═══ Supplied information ═══
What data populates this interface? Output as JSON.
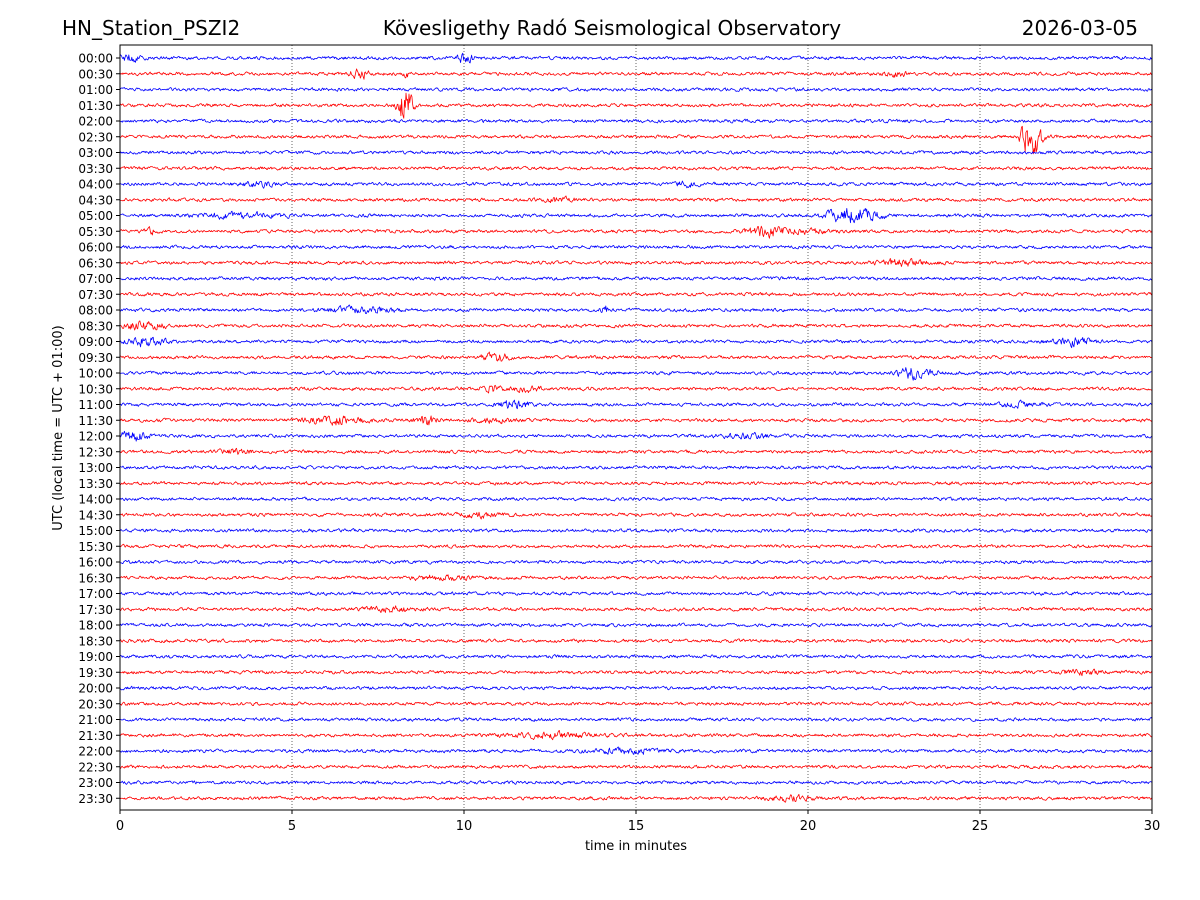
{
  "header": {
    "station": "HN_Station_PSZI2",
    "observatory": "Kövesligethy Radó Seismological Observatory",
    "date": "2026-03-05"
  },
  "colors": {
    "trace_a": "#0000ff",
    "trace_b": "#ff0000",
    "axis": "#000000",
    "grid": "#000000"
  },
  "chart_data": {
    "type": "line",
    "title": "Kövesligethy Radó Seismological Observatory",
    "xlabel": "time in minutes",
    "ylabel": "UTC (local time = UTC + 01:00)",
    "xlim": [
      0,
      30
    ],
    "x_ticks": [
      0,
      5,
      10,
      15,
      20,
      25,
      30
    ],
    "x_tick_labels": [
      "0",
      "5",
      "10",
      "15",
      "20",
      "25",
      "30"
    ],
    "grid": "vertical dotted lines at 5-minute intervals",
    "row_labels": [
      "00:00",
      "00:30",
      "01:00",
      "01:30",
      "02:00",
      "02:30",
      "03:00",
      "03:30",
      "04:00",
      "04:30",
      "05:00",
      "05:30",
      "06:00",
      "06:30",
      "07:00",
      "07:30",
      "08:00",
      "08:30",
      "09:00",
      "09:30",
      "10:00",
      "10:30",
      "11:00",
      "11:30",
      "12:00",
      "12:30",
      "13:00",
      "13:30",
      "14:00",
      "14:30",
      "15:00",
      "15:30",
      "16:00",
      "16:30",
      "17:00",
      "17:30",
      "18:00",
      "18:30",
      "19:00",
      "19:30",
      "20:00",
      "20:30",
      "21:00",
      "21:30",
      "22:00",
      "22:30",
      "23:00",
      "23:30"
    ],
    "row_colors": "alternating blue (on the hour) and red (on the half hour)",
    "noise_level": 1.0,
    "events": [
      {
        "row": 0,
        "t": 0.3,
        "amp": 2.2,
        "dur": 0.3
      },
      {
        "row": 0,
        "t": 10.0,
        "amp": 3.0,
        "dur": 0.25
      },
      {
        "row": 1,
        "t": 7.0,
        "amp": 2.5,
        "dur": 0.3
      },
      {
        "row": 1,
        "t": 8.3,
        "amp": 2.0,
        "dur": 0.1
      },
      {
        "row": 1,
        "t": 22.6,
        "amp": 1.5,
        "dur": 0.3
      },
      {
        "row": 3,
        "t": 8.3,
        "amp": 12.0,
        "dur": 0.2
      },
      {
        "row": 5,
        "t": 26.5,
        "amp": 12.0,
        "dur": 0.3
      },
      {
        "row": 8,
        "t": 4.0,
        "amp": 1.3,
        "dur": 0.6
      },
      {
        "row": 8,
        "t": 16.5,
        "amp": 1.3,
        "dur": 0.4
      },
      {
        "row": 9,
        "t": 12.7,
        "amp": 1.3,
        "dur": 0.5
      },
      {
        "row": 10,
        "t": 3.5,
        "amp": 1.5,
        "dur": 1.2
      },
      {
        "row": 10,
        "t": 21.3,
        "amp": 5.0,
        "dur": 0.7
      },
      {
        "row": 11,
        "t": 0.9,
        "amp": 1.4,
        "dur": 0.2
      },
      {
        "row": 11,
        "t": 18.8,
        "amp": 2.8,
        "dur": 0.6
      },
      {
        "row": 11,
        "t": 20.0,
        "amp": 1.3,
        "dur": 0.6
      },
      {
        "row": 13,
        "t": 22.7,
        "amp": 1.8,
        "dur": 0.7
      },
      {
        "row": 16,
        "t": 7.0,
        "amp": 1.8,
        "dur": 1.0
      },
      {
        "row": 16,
        "t": 14.1,
        "amp": 2.5,
        "dur": 0.1
      },
      {
        "row": 17,
        "t": 0.7,
        "amp": 2.2,
        "dur": 0.6
      },
      {
        "row": 18,
        "t": 0.7,
        "amp": 2.5,
        "dur": 0.6
      },
      {
        "row": 18,
        "t": 27.7,
        "amp": 2.2,
        "dur": 0.6
      },
      {
        "row": 19,
        "t": 10.9,
        "amp": 2.2,
        "dur": 0.4
      },
      {
        "row": 20,
        "t": 23.1,
        "amp": 3.5,
        "dur": 0.5
      },
      {
        "row": 21,
        "t": 10.8,
        "amp": 2.0,
        "dur": 0.3
      },
      {
        "row": 21,
        "t": 11.8,
        "amp": 1.5,
        "dur": 0.4
      },
      {
        "row": 22,
        "t": 11.5,
        "amp": 2.0,
        "dur": 0.5
      },
      {
        "row": 22,
        "t": 26.2,
        "amp": 1.4,
        "dur": 0.6
      },
      {
        "row": 23,
        "t": 6.3,
        "amp": 2.5,
        "dur": 0.8
      },
      {
        "row": 23,
        "t": 8.9,
        "amp": 3.0,
        "dur": 0.3
      },
      {
        "row": 23,
        "t": 10.8,
        "amp": 1.5,
        "dur": 0.5
      },
      {
        "row": 24,
        "t": 0.4,
        "amp": 2.8,
        "dur": 0.4
      },
      {
        "row": 24,
        "t": 18.2,
        "amp": 1.3,
        "dur": 0.8
      },
      {
        "row": 25,
        "t": 3.4,
        "amp": 1.3,
        "dur": 0.5
      },
      {
        "row": 29,
        "t": 10.5,
        "amp": 1.3,
        "dur": 0.6
      },
      {
        "row": 33,
        "t": 9.3,
        "amp": 1.3,
        "dur": 0.8
      },
      {
        "row": 35,
        "t": 8.0,
        "amp": 1.3,
        "dur": 0.8
      },
      {
        "row": 39,
        "t": 28.0,
        "amp": 1.3,
        "dur": 0.6
      },
      {
        "row": 43,
        "t": 12.5,
        "amp": 1.4,
        "dur": 1.2
      },
      {
        "row": 44,
        "t": 14.8,
        "amp": 1.4,
        "dur": 1.0
      },
      {
        "row": 47,
        "t": 19.5,
        "amp": 1.4,
        "dur": 0.6
      }
    ]
  }
}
═══
Written task >>
Reproduce each line from the records that contains the word "Observatory".

Finished exercise >>
    "observatory": "Kövesligethy Radó Seismological Observatory",
    "title": "Kövesligethy Radó Seismological Observatory",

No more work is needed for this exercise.